TASK DIRECTIONS -> Count the lines below that contain the word "ایران", and report only that number.
- - - - -
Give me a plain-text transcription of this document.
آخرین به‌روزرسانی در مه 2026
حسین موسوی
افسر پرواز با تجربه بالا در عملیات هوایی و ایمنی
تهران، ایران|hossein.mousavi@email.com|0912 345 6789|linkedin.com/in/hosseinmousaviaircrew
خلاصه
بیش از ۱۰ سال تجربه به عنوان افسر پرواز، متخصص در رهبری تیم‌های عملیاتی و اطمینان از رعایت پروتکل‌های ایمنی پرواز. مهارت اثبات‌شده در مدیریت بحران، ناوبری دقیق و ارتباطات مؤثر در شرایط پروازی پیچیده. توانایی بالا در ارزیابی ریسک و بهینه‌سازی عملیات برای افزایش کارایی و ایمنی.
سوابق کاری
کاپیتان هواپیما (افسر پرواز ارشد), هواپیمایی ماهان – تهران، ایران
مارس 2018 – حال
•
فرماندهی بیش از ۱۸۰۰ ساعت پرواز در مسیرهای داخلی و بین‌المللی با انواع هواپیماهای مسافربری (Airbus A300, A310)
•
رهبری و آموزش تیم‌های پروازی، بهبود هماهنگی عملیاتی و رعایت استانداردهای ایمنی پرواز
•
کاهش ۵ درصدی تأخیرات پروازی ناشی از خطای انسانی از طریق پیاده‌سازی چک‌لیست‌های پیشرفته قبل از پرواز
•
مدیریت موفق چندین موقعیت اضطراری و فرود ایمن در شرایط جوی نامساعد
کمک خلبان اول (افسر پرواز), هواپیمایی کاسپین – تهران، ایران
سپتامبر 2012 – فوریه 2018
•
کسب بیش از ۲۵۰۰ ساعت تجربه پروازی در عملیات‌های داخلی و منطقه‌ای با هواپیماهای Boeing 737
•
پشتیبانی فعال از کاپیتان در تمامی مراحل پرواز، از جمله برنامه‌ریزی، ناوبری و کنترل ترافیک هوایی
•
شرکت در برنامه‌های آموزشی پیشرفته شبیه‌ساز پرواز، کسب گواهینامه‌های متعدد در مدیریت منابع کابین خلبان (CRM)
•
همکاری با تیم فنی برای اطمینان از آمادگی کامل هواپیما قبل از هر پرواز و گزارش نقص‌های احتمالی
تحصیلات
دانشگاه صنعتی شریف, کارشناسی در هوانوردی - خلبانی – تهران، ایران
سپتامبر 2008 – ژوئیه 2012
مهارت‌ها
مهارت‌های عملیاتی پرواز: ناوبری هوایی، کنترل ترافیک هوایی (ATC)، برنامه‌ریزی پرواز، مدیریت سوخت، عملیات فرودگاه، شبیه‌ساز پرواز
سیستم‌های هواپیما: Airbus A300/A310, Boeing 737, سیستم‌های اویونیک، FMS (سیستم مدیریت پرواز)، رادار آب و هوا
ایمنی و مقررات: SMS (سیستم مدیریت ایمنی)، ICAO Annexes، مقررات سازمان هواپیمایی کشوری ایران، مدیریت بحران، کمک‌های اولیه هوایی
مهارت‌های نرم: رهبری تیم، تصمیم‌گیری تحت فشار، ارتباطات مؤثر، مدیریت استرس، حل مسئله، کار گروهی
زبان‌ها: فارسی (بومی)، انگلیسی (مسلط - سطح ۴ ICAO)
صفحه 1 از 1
- - - - -
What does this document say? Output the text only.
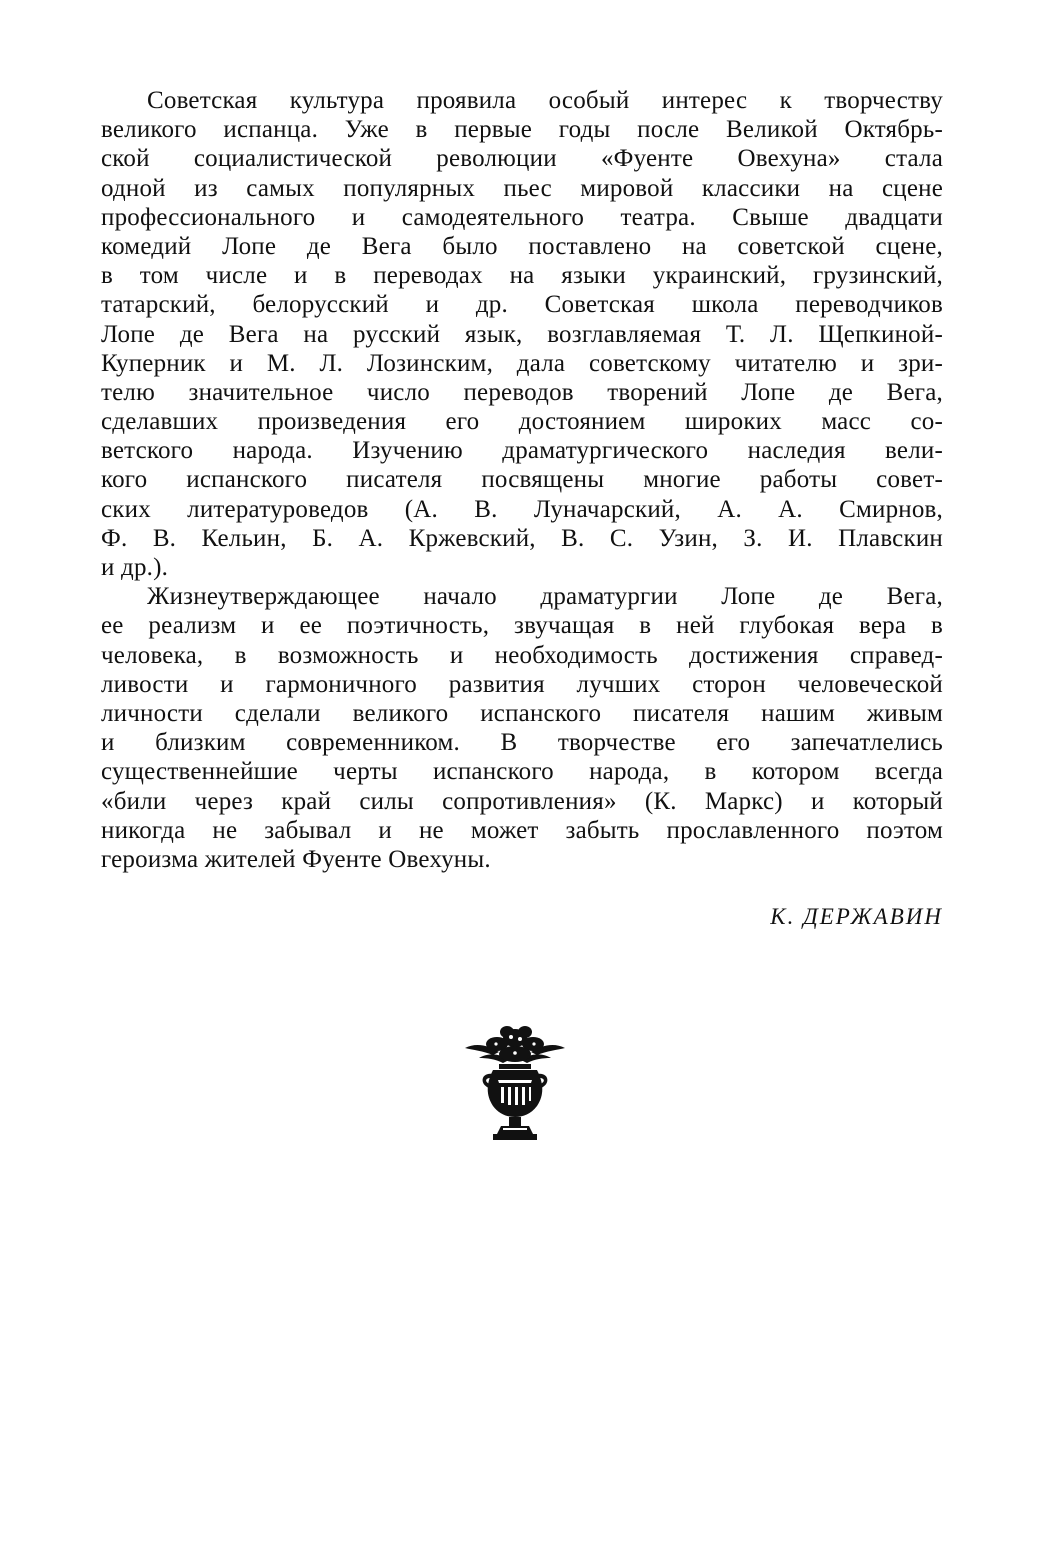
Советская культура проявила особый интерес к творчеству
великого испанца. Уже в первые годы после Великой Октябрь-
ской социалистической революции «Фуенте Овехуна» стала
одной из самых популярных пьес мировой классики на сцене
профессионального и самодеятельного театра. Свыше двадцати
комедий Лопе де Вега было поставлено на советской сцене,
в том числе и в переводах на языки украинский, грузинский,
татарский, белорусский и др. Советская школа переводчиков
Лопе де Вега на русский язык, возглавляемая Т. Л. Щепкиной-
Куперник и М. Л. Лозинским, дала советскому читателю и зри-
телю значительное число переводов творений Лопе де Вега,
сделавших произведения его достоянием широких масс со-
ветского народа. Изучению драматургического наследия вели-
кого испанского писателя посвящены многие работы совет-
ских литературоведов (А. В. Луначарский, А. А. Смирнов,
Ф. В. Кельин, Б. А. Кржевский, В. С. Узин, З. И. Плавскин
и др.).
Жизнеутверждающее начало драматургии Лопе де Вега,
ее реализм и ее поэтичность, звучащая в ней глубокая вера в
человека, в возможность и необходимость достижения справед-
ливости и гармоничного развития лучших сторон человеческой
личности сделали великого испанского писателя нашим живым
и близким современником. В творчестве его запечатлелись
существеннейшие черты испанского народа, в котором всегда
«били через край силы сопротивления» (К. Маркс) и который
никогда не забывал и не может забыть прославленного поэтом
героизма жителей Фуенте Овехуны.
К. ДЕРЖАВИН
- - - - -
EXPECTED OUTPUT -> 5